WRITTEN EXERCISE
Count how many lines below contain the word "giorno", then give that number alone.

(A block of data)
begin
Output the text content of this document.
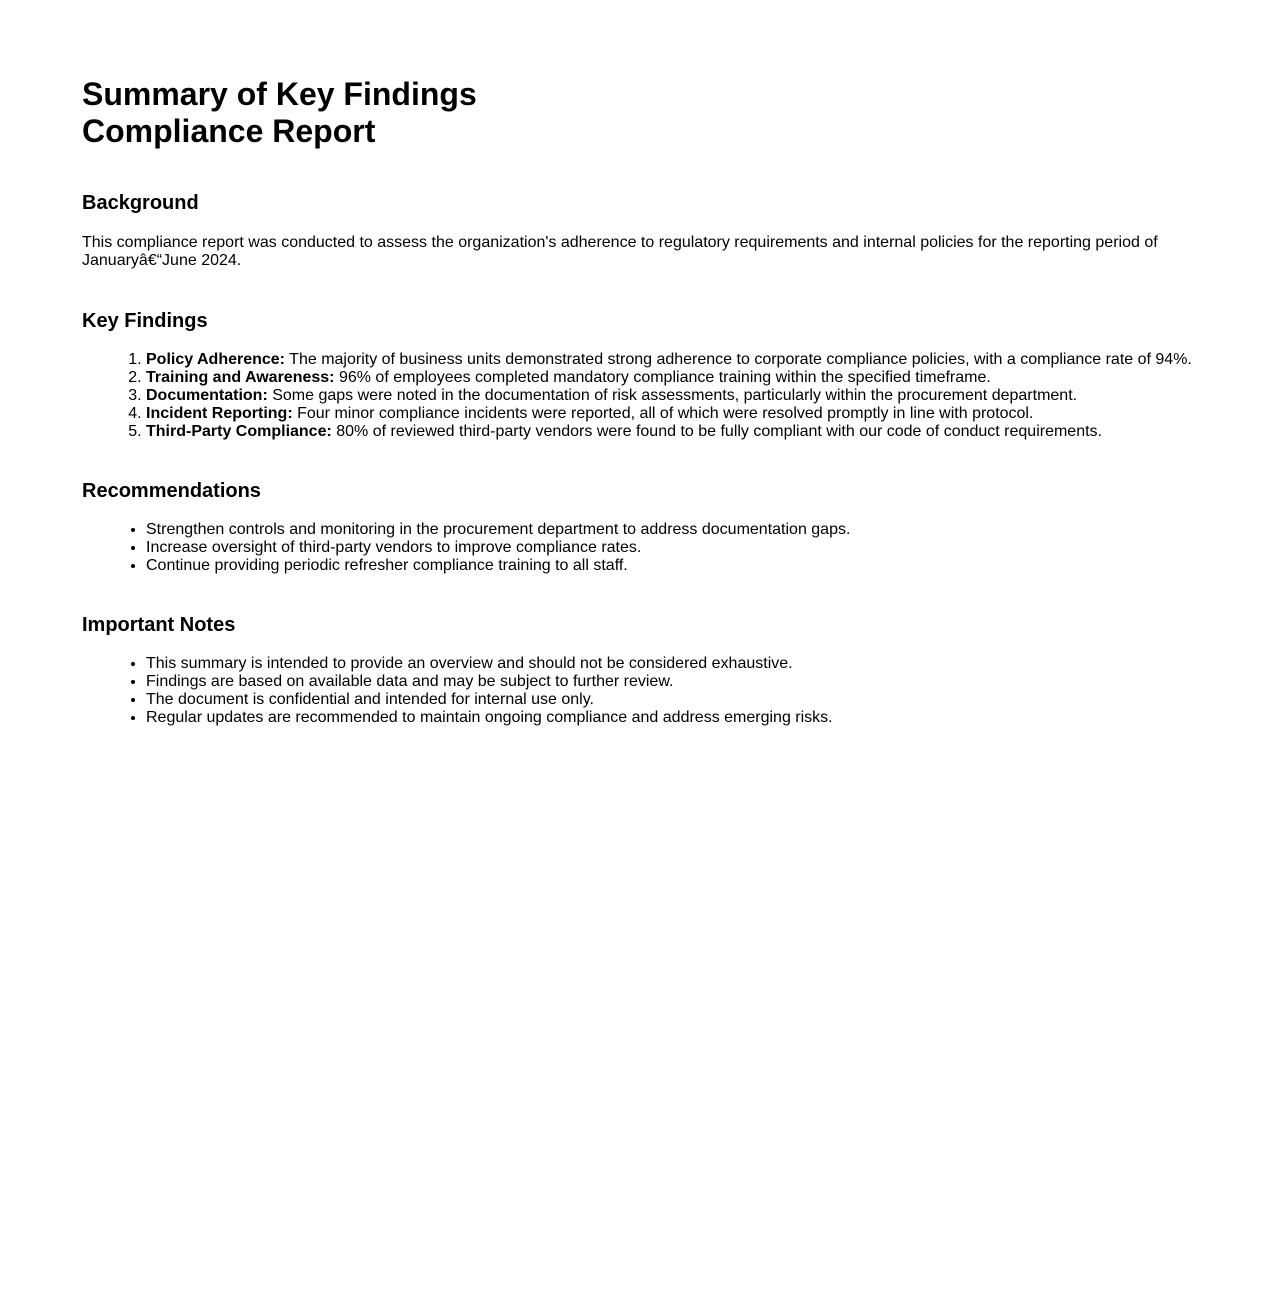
Summary of Key Findings
Compliance Report
Background

This compliance report was conducted to assess the organization's adherence to regulatory requirements and internal policies for the reporting period of Januaryâ€“June 2024.

Key Findings
1. Policy Adherence: The majority of business units demonstrated strong adherence to corporate compliance policies, with a compliance rate of 94%.
2. Training and Awareness: 96% of employees completed mandatory compliance training within the specified timeframe.
3. Documentation: Some gaps were noted in the documentation of risk assessments, particularly within the procurement department.
4. Incident Reporting: Four minor compliance incidents were reported, all of which were resolved promptly in line with protocol.
5. Third-Party Compliance: 80% of reviewed third-party vendors were found to be fully compliant with our code of conduct requirements.
Recommendations
• Strengthen controls and monitoring in the procurement department to address documentation gaps.
• Increase oversight of third-party vendors to improve compliance rates.
• Continue providing periodic refresher compliance training to all staff.
Important Notes
• This summary is intended to provide an overview and should not be considered exhaustive.
• Findings are based on available data and may be subject to further review.
• The document is confidential and intended for internal use only.
• Regular updates are recommended to maintain ongoing compliance and address emerging risks.
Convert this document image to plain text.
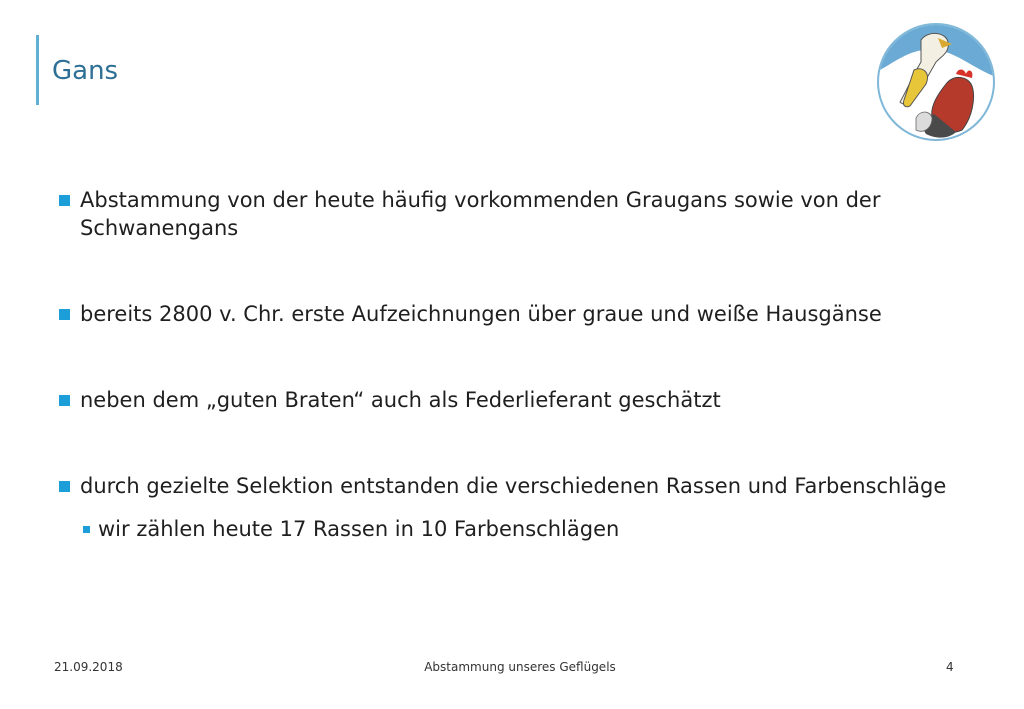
Gans
Abstammung von der heute häufig vorkommenden Graugans sowie von der Schwanengans
bereits 2800 v. Chr. erste Aufzeichnungen über graue und weiße Hausgänse
neben dem „guten Braten“ auch als Federlieferant geschätzt
durch gezielte Selektion entstanden die verschiedenen Rassen und Farbenschläge
wir zählen heute 17 Rassen in 10 Farbenschlägen
21.09.2018	Abstammung unseres Geflügels	4
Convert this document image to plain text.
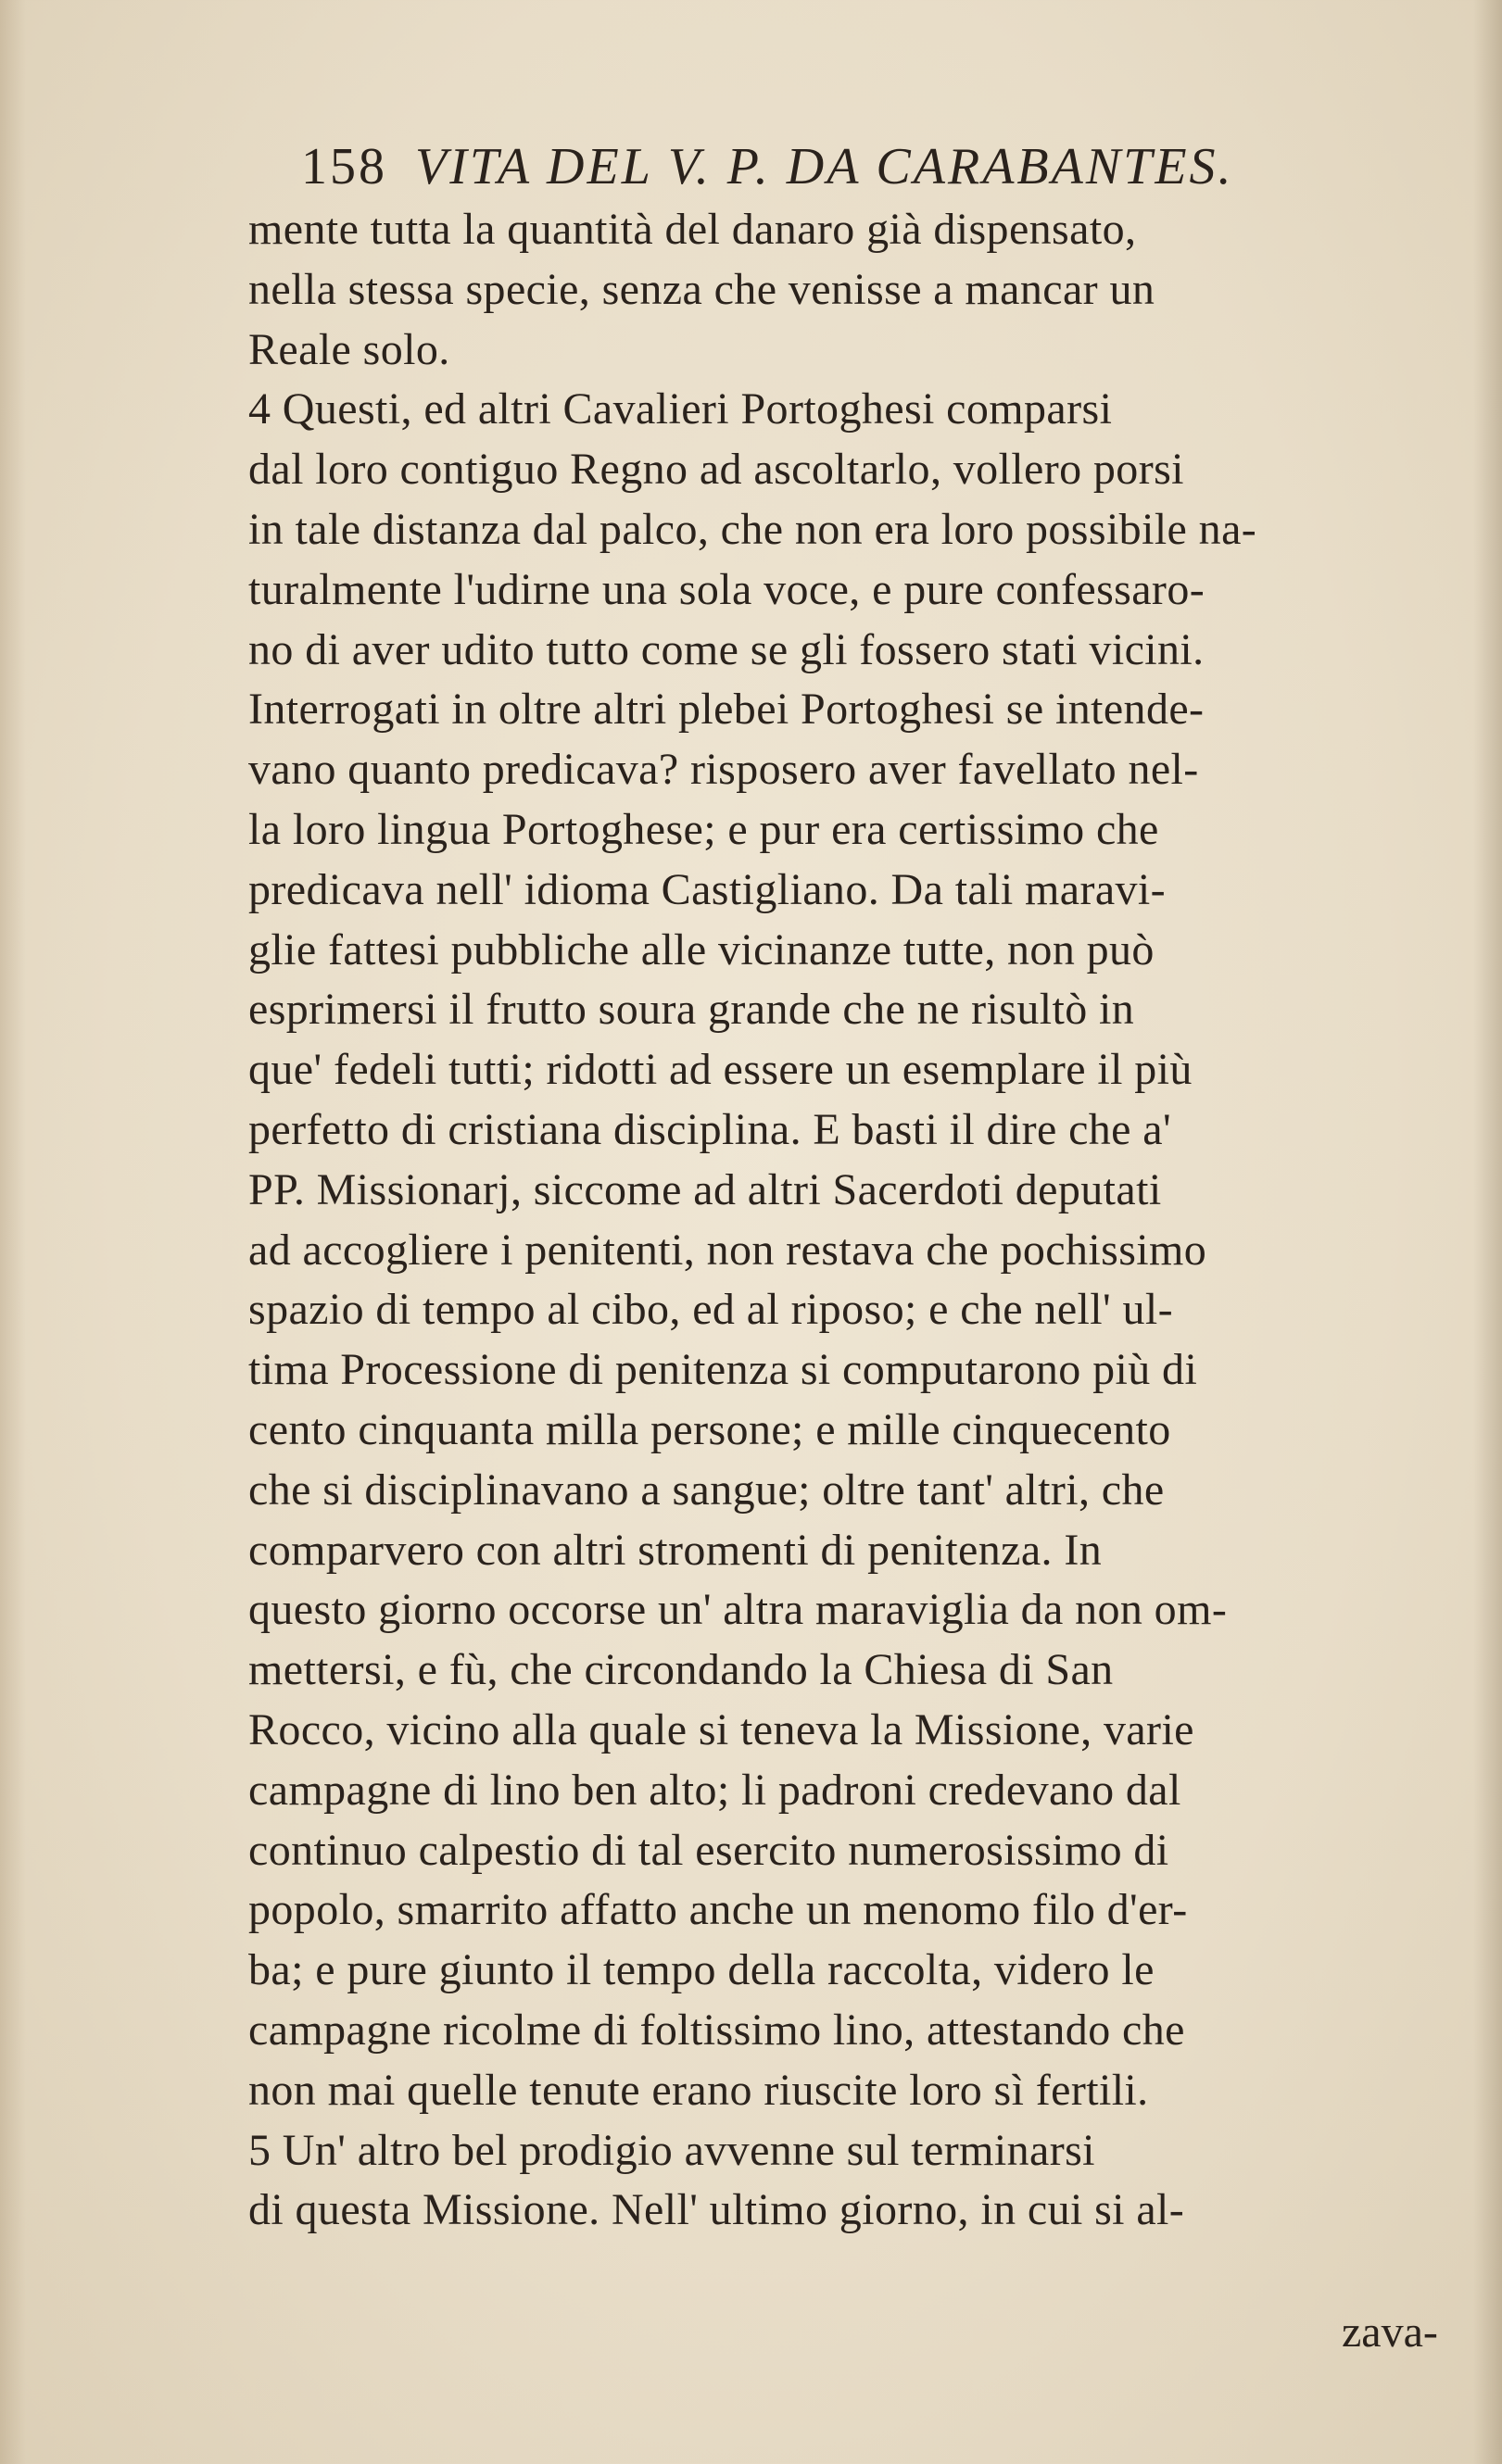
158 VITA DEL V. P. DA CARABANTES.
mente tutta la quantità del danaro già dispensato,
nella stessa specie, senza che venisse a mancar un
Reale solo.
4 Questi, ed altri Cavalieri Portoghesi comparsi
dal loro contiguo Regno ad ascoltarlo, vollero porsi
in tale distanza dal palco, che non era loro possibile na-
turalmente l'udirne una sola voce, e pure confessaro-
no di aver udito tutto come se gli fossero stati vicini.
Interrogati in oltre altri plebei Portoghesi se intende-
vano quanto predicava? risposero aver favellato nel-
la loro lingua Portoghese; e pur era certissimo che
predicava nell' idioma Castigliano. Da tali maravi-
glie fattesi pubbliche alle vicinanze tutte, non può
esprimersi il frutto soura grande che ne risultò in
que' fedeli tutti; ridotti ad essere un esemplare il più
perfetto di cristiana disciplina. E basti il dire che a'
PP. Missionarj, siccome ad altri Sacerdoti deputati
ad accogliere i penitenti, non restava che pochissimo
spazio di tempo al cibo, ed al riposo; e che nell' ul-
tima Processione di penitenza si computarono più di
cento cinquanta milla persone; e mille cinquecento
che si disciplinavano a sangue; oltre tant' altri, che
comparvero con altri stromenti di penitenza. In
questo giorno occorse un' altra maraviglia da non om-
mettersi, e fù, che circondando la Chiesa di San
Rocco, vicino alla quale si teneva la Missione, varie
campagne di lino ben alto; li padroni credevano dal
continuo calpestio di tal esercito numerosissimo di
popolo, smarrito affatto anche un menomo filo d'er-
ba; e pure giunto il tempo della raccolta, videro le
campagne ricolme di foltissimo lino, attestando che
non mai quelle tenute erano riuscite loro sì fertili.
5 Un' altro bel prodigio avvenne sul terminarsi
di questa Missione. Nell' ultimo giorno, in cui si al-
zava-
end
FULL ANSWER
2